Challenge: Find each line containing the string "icon". Copy it.

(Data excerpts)
▼
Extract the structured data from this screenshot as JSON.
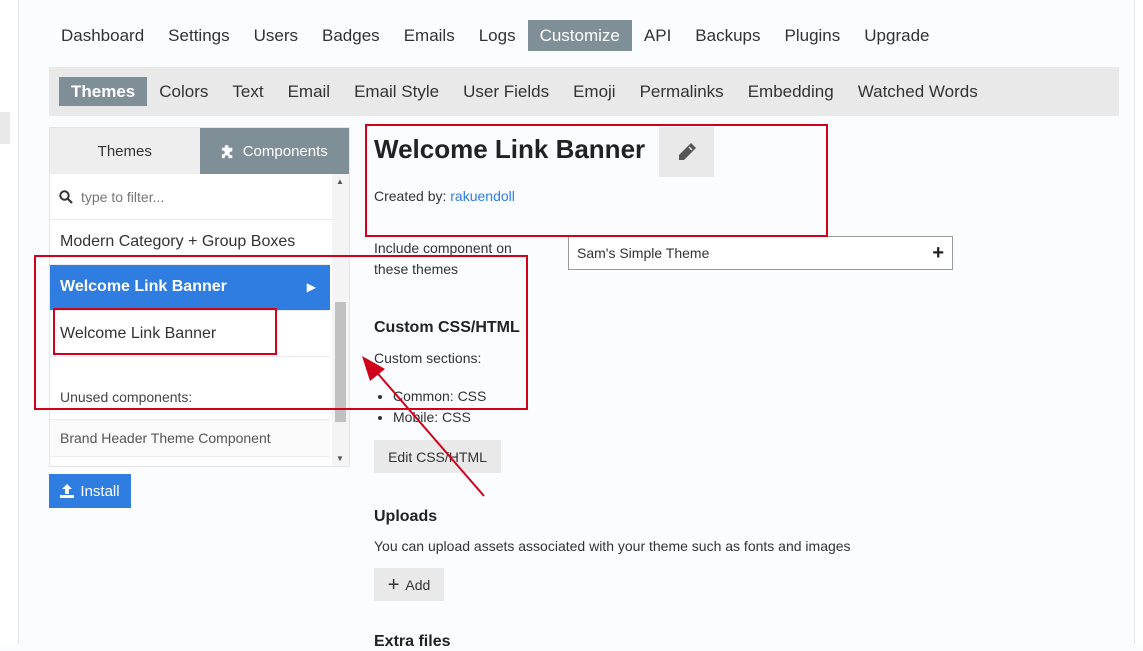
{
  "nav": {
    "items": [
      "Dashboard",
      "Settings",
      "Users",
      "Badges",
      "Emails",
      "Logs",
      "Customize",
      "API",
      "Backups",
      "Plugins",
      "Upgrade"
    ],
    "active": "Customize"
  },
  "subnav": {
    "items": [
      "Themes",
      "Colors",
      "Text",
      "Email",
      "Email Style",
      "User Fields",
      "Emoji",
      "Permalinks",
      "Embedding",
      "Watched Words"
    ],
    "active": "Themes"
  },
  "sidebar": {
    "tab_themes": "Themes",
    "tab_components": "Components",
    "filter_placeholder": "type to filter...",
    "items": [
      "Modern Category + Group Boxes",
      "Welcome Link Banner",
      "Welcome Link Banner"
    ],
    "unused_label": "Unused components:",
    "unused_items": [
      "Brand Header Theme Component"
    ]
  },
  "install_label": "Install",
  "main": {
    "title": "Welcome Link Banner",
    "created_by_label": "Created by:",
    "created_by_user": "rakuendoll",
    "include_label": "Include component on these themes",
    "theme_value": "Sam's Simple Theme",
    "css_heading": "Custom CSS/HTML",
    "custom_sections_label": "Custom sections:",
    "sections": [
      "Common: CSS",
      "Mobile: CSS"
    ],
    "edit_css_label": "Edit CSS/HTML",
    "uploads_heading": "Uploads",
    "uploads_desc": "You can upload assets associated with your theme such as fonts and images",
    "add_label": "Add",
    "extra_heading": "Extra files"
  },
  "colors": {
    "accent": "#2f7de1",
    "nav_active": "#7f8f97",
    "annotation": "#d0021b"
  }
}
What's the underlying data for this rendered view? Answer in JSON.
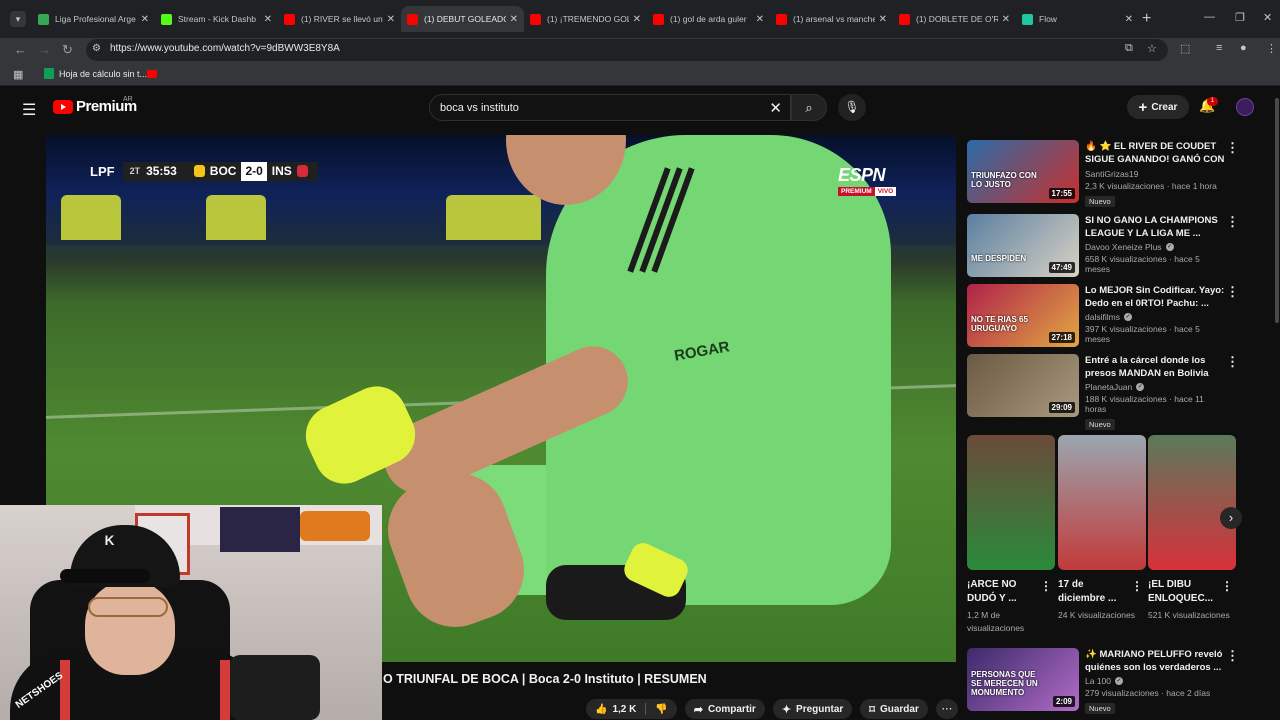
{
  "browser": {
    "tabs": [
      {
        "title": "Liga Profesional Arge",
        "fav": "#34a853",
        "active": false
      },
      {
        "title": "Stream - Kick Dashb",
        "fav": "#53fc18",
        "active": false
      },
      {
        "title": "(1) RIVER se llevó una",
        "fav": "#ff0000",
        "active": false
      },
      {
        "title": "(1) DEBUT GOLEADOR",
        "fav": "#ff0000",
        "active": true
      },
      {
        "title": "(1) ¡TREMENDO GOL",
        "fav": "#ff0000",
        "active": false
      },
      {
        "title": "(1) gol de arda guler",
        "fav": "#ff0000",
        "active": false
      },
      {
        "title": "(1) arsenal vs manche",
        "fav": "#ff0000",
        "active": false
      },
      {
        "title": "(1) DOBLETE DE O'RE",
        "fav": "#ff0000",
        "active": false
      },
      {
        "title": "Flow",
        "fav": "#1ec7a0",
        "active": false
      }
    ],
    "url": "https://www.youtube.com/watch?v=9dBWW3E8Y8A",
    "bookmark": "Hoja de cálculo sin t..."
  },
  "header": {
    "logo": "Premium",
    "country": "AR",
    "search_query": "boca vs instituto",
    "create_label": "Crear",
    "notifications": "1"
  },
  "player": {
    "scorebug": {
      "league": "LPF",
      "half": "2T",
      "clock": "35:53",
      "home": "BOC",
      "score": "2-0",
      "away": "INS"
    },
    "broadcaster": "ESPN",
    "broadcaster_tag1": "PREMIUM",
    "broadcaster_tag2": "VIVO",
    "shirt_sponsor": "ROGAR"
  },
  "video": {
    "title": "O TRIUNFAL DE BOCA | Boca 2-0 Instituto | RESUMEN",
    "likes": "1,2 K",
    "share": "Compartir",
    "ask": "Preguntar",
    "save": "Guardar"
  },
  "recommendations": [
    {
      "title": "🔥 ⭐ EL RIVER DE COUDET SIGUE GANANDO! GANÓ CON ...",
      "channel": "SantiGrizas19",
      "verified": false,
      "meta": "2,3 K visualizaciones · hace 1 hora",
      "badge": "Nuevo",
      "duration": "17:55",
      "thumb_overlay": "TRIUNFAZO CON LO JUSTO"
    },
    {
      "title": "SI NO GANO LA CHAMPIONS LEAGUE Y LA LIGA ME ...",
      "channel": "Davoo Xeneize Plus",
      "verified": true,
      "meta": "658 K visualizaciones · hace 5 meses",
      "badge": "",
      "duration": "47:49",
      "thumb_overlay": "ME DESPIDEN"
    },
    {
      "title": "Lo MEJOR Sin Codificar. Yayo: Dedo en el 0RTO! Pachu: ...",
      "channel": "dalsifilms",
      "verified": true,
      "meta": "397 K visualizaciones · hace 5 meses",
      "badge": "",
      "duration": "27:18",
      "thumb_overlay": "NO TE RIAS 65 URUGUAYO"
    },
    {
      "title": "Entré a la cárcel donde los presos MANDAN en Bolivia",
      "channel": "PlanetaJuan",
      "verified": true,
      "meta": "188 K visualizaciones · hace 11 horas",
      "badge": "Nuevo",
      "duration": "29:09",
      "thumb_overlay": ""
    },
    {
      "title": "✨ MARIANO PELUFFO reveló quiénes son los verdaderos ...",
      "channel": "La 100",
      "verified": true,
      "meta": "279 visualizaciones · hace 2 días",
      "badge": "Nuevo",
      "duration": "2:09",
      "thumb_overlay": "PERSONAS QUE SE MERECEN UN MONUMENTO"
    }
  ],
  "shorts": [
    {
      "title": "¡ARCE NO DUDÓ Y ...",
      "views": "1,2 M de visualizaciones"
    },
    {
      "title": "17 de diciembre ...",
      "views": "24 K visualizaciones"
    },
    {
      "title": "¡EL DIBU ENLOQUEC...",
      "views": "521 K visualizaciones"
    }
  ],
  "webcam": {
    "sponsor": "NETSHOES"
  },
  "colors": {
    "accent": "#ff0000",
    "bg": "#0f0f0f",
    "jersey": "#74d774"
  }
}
▲
▼
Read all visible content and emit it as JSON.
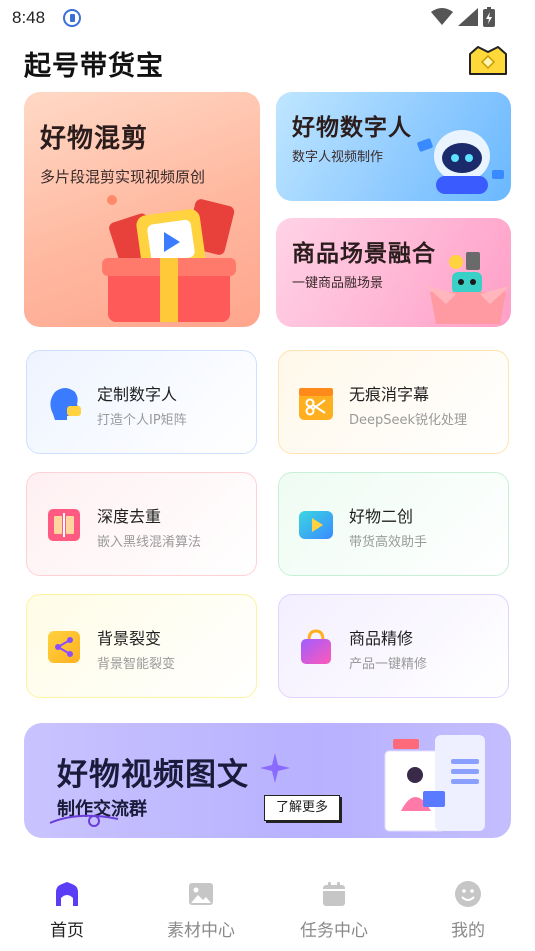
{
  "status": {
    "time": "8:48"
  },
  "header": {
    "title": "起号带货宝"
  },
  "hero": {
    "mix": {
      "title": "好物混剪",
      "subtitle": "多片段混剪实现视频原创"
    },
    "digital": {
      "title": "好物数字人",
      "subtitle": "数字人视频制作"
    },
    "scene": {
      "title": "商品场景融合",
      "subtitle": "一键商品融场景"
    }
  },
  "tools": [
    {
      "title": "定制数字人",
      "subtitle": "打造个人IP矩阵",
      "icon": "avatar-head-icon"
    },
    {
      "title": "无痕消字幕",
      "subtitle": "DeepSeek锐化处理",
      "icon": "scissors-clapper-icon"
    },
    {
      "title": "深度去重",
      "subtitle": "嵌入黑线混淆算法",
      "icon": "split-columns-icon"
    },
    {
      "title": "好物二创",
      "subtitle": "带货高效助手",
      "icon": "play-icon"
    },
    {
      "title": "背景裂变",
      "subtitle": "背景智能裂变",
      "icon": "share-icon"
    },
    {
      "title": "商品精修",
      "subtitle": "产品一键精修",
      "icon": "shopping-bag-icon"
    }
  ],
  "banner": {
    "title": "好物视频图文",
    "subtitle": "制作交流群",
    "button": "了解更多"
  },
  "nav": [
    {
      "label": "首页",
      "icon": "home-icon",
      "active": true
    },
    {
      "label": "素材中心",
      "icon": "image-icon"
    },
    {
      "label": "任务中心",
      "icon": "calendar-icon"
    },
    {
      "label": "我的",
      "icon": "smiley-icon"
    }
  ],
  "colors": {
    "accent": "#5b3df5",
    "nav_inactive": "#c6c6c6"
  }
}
▲
Solution to the exercise:
      "icon": "avatar-head-icon"
      "icon": "scissors-clapper-icon"
      "icon": "split-columns-icon"
      "icon": "play-icon"
      "icon": "share-icon"
      "icon": "shopping-bag-icon"
      "icon": "home-icon",
      "icon": "image-icon"
      "icon": "calendar-icon"
      "icon": "smiley-icon"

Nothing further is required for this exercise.